§ **PROBLEM TO SOLVE**
Pick every line from the data that holds the word "panel".

§ **GIVEN RECORDS**
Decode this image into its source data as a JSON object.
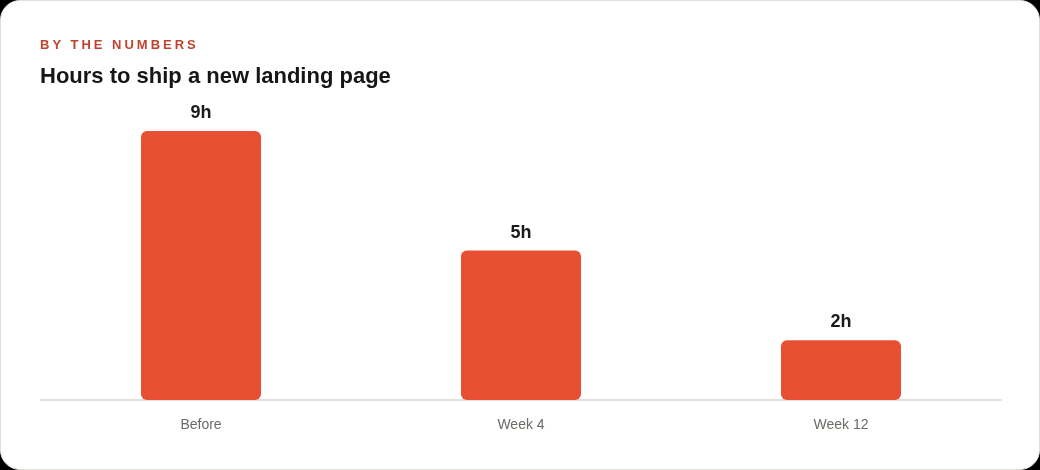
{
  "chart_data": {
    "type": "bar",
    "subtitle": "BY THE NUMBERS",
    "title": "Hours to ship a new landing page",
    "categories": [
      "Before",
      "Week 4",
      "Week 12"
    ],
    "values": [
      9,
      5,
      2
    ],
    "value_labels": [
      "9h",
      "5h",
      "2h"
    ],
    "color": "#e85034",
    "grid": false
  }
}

---

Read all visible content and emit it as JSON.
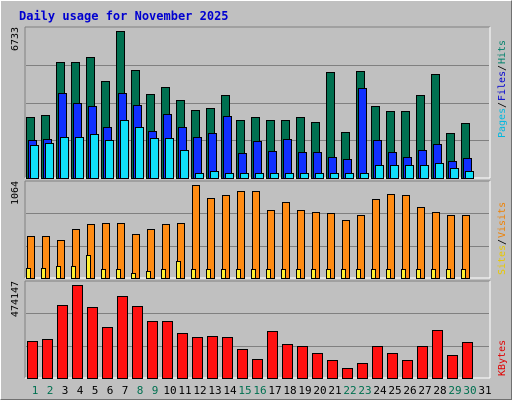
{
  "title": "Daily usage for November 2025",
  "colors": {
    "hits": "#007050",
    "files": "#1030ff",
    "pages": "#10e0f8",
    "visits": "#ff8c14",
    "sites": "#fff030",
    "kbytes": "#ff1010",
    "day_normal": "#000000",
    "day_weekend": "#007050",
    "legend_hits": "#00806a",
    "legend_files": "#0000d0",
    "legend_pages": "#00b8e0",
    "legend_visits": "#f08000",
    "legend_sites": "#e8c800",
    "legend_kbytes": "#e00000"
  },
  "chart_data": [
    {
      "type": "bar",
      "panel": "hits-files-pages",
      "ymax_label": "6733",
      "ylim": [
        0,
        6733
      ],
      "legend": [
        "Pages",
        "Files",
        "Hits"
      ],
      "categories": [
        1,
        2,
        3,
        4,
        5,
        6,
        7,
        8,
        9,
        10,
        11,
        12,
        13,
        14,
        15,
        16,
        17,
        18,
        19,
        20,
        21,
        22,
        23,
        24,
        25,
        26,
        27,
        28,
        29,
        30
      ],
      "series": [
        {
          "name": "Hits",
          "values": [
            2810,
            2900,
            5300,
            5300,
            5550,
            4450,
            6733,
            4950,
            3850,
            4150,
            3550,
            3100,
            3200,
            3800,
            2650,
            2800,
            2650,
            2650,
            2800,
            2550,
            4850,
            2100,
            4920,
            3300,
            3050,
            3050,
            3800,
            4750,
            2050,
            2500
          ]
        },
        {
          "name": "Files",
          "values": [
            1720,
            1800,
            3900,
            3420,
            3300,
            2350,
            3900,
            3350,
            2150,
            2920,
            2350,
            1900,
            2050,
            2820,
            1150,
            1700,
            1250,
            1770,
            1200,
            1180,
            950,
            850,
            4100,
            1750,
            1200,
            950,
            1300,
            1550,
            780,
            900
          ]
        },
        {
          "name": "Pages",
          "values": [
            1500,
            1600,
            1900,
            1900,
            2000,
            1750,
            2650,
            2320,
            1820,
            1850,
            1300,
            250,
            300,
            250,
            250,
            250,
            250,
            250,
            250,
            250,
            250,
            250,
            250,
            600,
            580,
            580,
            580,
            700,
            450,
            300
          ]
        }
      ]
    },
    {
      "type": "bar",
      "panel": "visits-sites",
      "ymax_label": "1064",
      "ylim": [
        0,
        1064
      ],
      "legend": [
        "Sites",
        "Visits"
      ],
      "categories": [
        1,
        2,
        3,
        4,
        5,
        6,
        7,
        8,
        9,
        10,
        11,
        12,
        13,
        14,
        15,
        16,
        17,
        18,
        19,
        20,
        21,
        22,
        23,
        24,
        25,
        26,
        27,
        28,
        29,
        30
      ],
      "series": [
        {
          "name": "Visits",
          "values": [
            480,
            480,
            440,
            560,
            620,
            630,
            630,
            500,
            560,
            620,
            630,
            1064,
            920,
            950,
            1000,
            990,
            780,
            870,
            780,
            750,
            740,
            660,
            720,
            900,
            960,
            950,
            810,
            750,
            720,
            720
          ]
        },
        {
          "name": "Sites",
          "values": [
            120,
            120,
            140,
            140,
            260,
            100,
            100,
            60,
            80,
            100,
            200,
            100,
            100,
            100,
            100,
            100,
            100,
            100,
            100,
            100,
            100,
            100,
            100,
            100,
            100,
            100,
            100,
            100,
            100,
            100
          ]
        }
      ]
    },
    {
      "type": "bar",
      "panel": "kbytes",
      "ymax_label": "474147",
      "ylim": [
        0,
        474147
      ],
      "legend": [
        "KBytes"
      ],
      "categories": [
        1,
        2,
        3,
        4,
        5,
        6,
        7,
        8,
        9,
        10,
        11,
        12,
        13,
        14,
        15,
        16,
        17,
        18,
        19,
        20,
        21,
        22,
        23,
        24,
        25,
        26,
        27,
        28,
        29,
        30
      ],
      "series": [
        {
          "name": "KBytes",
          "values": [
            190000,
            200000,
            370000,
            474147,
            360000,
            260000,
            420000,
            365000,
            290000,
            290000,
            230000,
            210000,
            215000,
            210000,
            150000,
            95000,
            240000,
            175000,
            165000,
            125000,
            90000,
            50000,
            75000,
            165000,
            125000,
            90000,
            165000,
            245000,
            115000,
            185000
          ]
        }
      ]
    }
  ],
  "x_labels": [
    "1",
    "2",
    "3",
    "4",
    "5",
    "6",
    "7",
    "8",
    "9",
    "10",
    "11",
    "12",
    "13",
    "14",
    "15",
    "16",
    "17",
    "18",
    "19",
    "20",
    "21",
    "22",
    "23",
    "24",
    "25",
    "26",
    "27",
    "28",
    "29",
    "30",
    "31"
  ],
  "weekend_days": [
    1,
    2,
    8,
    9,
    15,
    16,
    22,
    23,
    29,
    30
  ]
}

§ **EXERCISE RESULT**
      "panel": "hits-files-pages",
      "panel": "visits-sites",
      "panel": "kbytes",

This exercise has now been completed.